• Record set
• • • • • • •

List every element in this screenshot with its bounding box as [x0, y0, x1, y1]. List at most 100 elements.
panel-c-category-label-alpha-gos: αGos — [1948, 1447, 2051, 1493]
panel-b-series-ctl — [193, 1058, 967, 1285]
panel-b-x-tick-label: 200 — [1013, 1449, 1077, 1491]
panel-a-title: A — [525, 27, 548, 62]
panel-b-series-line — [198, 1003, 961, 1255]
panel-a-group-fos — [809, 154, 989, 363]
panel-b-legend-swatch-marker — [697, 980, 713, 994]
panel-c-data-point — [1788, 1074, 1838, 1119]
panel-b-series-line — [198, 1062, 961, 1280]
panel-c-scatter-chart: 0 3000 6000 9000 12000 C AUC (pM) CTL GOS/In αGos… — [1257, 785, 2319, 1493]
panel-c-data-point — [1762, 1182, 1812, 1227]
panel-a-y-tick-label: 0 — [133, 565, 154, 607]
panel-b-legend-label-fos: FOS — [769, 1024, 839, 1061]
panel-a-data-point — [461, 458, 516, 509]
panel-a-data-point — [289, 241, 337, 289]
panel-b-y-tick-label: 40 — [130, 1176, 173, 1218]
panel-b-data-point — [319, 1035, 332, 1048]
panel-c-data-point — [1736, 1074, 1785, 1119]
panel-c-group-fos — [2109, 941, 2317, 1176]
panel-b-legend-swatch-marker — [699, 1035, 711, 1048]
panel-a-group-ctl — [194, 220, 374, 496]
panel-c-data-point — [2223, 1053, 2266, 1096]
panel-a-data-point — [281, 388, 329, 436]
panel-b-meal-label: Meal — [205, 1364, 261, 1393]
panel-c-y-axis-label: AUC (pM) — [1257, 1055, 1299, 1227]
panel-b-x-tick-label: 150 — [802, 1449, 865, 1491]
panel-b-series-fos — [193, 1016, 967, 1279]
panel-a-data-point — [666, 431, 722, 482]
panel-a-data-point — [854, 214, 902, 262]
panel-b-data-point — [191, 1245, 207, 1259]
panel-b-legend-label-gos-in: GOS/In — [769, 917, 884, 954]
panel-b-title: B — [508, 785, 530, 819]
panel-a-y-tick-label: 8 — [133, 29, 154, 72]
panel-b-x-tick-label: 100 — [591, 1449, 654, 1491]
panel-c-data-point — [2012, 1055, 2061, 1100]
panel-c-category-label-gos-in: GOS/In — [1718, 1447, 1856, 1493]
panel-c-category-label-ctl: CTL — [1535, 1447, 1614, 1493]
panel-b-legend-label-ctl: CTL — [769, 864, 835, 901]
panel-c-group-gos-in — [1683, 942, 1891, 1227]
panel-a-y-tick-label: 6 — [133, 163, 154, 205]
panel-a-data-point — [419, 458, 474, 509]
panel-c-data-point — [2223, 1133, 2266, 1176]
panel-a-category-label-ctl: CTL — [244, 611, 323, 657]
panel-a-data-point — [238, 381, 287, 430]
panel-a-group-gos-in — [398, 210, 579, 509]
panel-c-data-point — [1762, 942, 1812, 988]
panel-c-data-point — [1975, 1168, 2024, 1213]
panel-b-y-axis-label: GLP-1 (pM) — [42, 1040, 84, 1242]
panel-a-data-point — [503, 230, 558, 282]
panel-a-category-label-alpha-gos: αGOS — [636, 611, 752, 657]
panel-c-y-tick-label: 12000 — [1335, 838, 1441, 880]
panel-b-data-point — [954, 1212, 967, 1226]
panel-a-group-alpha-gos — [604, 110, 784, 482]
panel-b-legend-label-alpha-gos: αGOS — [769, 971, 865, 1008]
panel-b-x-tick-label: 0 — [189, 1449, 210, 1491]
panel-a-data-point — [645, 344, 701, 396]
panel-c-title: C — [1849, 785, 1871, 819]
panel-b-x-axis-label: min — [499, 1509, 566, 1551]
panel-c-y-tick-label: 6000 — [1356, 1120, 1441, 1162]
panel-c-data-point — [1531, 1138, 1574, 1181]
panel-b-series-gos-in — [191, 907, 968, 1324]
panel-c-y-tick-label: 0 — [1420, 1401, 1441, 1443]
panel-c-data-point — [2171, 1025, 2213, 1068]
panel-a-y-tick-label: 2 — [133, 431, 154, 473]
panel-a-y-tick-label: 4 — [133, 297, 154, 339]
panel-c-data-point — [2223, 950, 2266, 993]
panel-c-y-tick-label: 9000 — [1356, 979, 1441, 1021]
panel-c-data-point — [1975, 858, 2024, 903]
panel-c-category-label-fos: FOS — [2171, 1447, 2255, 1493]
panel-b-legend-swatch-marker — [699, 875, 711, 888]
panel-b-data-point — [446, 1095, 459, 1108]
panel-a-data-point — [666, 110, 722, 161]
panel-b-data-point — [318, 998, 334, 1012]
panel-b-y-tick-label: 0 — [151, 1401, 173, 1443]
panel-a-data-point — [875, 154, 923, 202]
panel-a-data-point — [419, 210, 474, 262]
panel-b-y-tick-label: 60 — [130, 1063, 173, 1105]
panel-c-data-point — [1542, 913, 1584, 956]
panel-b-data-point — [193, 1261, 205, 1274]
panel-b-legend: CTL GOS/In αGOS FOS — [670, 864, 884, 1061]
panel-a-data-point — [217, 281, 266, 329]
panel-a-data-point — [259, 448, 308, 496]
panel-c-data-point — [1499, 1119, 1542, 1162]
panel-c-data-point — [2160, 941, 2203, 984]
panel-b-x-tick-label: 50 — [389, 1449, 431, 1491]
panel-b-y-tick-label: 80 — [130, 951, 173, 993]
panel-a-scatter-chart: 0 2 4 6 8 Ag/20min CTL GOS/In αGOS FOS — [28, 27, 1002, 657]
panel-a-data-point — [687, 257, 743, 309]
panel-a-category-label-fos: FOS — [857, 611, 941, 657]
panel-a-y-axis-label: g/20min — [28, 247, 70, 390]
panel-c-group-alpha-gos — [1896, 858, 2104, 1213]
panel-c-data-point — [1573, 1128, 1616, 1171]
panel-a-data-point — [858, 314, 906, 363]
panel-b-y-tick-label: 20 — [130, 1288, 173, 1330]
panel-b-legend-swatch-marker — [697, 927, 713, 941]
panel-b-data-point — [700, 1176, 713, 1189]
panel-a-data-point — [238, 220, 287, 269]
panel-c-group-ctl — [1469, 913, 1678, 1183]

• • • • • • •

• Description of the task
Quote all of the entries above verbatim, leaving every line unchanged.

• Response below
List every element in this screenshot with its bounding box as [x0, y0, x1, y1]. List at most 100 elements.
panel-c-category-label-alpha-gos: αGos — [1948, 1447, 2051, 1493]
panel-b-series-ctl — [193, 1058, 967, 1285]
panel-b-x-tick-label: 200 — [1013, 1449, 1077, 1491]
panel-a-title: A — [525, 27, 548, 62]
panel-b-series-line — [198, 1003, 961, 1255]
panel-a-group-fos — [809, 154, 989, 363]
panel-b-legend-swatch-marker — [697, 980, 713, 994]
panel-c-data-point — [1788, 1074, 1838, 1119]
panel-b-series-line — [198, 1062, 961, 1280]
panel-c-scatter-chart: 0 3000 6000 9000 12000 C AUC (pM) CTL GOS/In αGos… — [1257, 785, 2319, 1493]
panel-c-data-point — [1762, 1182, 1812, 1227]
panel-a-y-tick-label: 0 — [133, 565, 154, 607]
panel-b-legend-label-fos: FOS — [769, 1024, 839, 1061]
panel-a-data-point — [461, 458, 516, 509]
panel-a-data-point — [289, 241, 337, 289]
panel-b-y-tick-label: 40 — [130, 1176, 173, 1218]
panel-b-data-point — [319, 1035, 332, 1048]
panel-c-data-point — [1736, 1074, 1785, 1119]
panel-c-group-fos — [2109, 941, 2317, 1176]
panel-b-legend-swatch-marker — [699, 1035, 711, 1048]
panel-a-group-ctl — [194, 220, 374, 496]
panel-c-data-point — [2223, 1053, 2266, 1096]
panel-a-data-point — [281, 388, 329, 436]
panel-b-meal-label: Meal — [205, 1364, 261, 1393]
panel-c-y-axis-label: AUC (pM) — [1257, 1055, 1299, 1227]
panel-b-x-tick-label: 150 — [802, 1449, 865, 1491]
panel-b-series-fos — [193, 1016, 967, 1279]
panel-a-data-point — [666, 431, 722, 482]
panel-a-data-point — [854, 214, 902, 262]
panel-b-data-point — [191, 1245, 207, 1259]
panel-b-legend-label-gos-in: GOS/In — [769, 917, 884, 954]
panel-b-title: B — [508, 785, 530, 819]
panel-a-y-tick-label: 8 — [133, 29, 154, 72]
panel-b-x-tick-label: 100 — [591, 1449, 654, 1491]
panel-c-data-point — [2012, 1055, 2061, 1100]
panel-c-category-label-gos-in: GOS/In — [1718, 1447, 1856, 1493]
panel-c-category-label-ctl: CTL — [1535, 1447, 1614, 1493]
panel-b-legend-label-ctl: CTL — [769, 864, 835, 901]
panel-c-group-gos-in — [1683, 942, 1891, 1227]
panel-a-y-tick-label: 6 — [133, 163, 154, 205]
panel-a-data-point — [419, 458, 474, 509]
panel-c-data-point — [2223, 1133, 2266, 1176]
panel-a-category-label-ctl: CTL — [244, 611, 323, 657]
panel-a-data-point — [238, 381, 287, 430]
panel-a-group-gos-in — [398, 210, 579, 509]
panel-c-data-point — [1762, 942, 1812, 988]
panel-c-data-point — [1975, 1168, 2024, 1213]
panel-b-y-axis-label: GLP-1 (pM) — [42, 1040, 84, 1242]
panel-a-data-point — [503, 230, 558, 282]
panel-a-category-label-alpha-gos: αGOS — [636, 611, 752, 657]
panel-c-y-tick-label: 12000 — [1335, 838, 1441, 880]
panel-b-data-point — [954, 1212, 967, 1226]
panel-a-group-alpha-gos — [604, 110, 784, 482]
panel-b-legend-label-alpha-gos: αGOS — [769, 971, 865, 1008]
panel-b-x-tick-label: 0 — [189, 1449, 210, 1491]
panel-a-data-point — [645, 344, 701, 396]
panel-c-title: C — [1849, 785, 1871, 819]
panel-b-x-axis-label: min — [499, 1509, 566, 1551]
panel-c-y-tick-label: 6000 — [1356, 1120, 1441, 1162]
panel-c-data-point — [1531, 1138, 1574, 1181]
panel-b-series-gos-in — [191, 907, 968, 1324]
panel-c-y-tick-label: 0 — [1420, 1401, 1441, 1443]
panel-c-data-point — [2171, 1025, 2213, 1068]
panel-a-y-tick-label: 2 — [133, 431, 154, 473]
panel-a-y-tick-label: 4 — [133, 297, 154, 339]
panel-c-data-point — [2223, 950, 2266, 993]
panel-c-y-tick-label: 9000 — [1356, 979, 1441, 1021]
panel-c-data-point — [1975, 858, 2024, 903]
panel-c-category-label-fos: FOS — [2171, 1447, 2255, 1493]
panel-b-legend-swatch-marker — [699, 875, 711, 888]
panel-b-data-point — [446, 1095, 459, 1108]
panel-a-data-point — [666, 110, 722, 161]
panel-b-data-point — [318, 998, 334, 1012]
panel-b-y-tick-label: 0 — [151, 1401, 173, 1443]
panel-a-data-point — [875, 154, 923, 202]
panel-a-data-point — [419, 210, 474, 262]
panel-b-y-tick-label: 60 — [130, 1063, 173, 1105]
panel-c-data-point — [1542, 913, 1584, 956]
panel-b-data-point — [193, 1261, 205, 1274]
panel-b-legend: CTL GOS/In αGOS FOS — [670, 864, 884, 1061]
panel-a-data-point — [217, 281, 266, 329]
panel-a-data-point — [259, 448, 308, 496]
panel-c-data-point — [1499, 1119, 1542, 1162]
panel-c-data-point — [2160, 941, 2203, 984]
panel-b-x-tick-label: 50 — [389, 1449, 431, 1491]
panel-b-y-tick-label: 80 — [130, 951, 173, 993]
panel-a-scatter-chart: 0 2 4 6 8 Ag/20min CTL GOS/In αGOS FOS — [28, 27, 1002, 657]
panel-a-data-point — [687, 257, 743, 309]
panel-a-category-label-fos: FOS — [857, 611, 941, 657]
panel-a-y-axis-label: g/20min — [28, 247, 70, 390]
panel-c-group-alpha-gos — [1896, 858, 2104, 1213]
panel-c-data-point — [1573, 1128, 1616, 1171]
panel-a-data-point — [858, 314, 906, 363]
panel-b-y-tick-label: 20 — [130, 1288, 173, 1330]
panel-b-legend-swatch-marker — [697, 927, 713, 941]
panel-b-data-point — [700, 1176, 713, 1189]
panel-a-data-point — [238, 220, 287, 269]
panel-c-group-ctl — [1469, 913, 1678, 1183]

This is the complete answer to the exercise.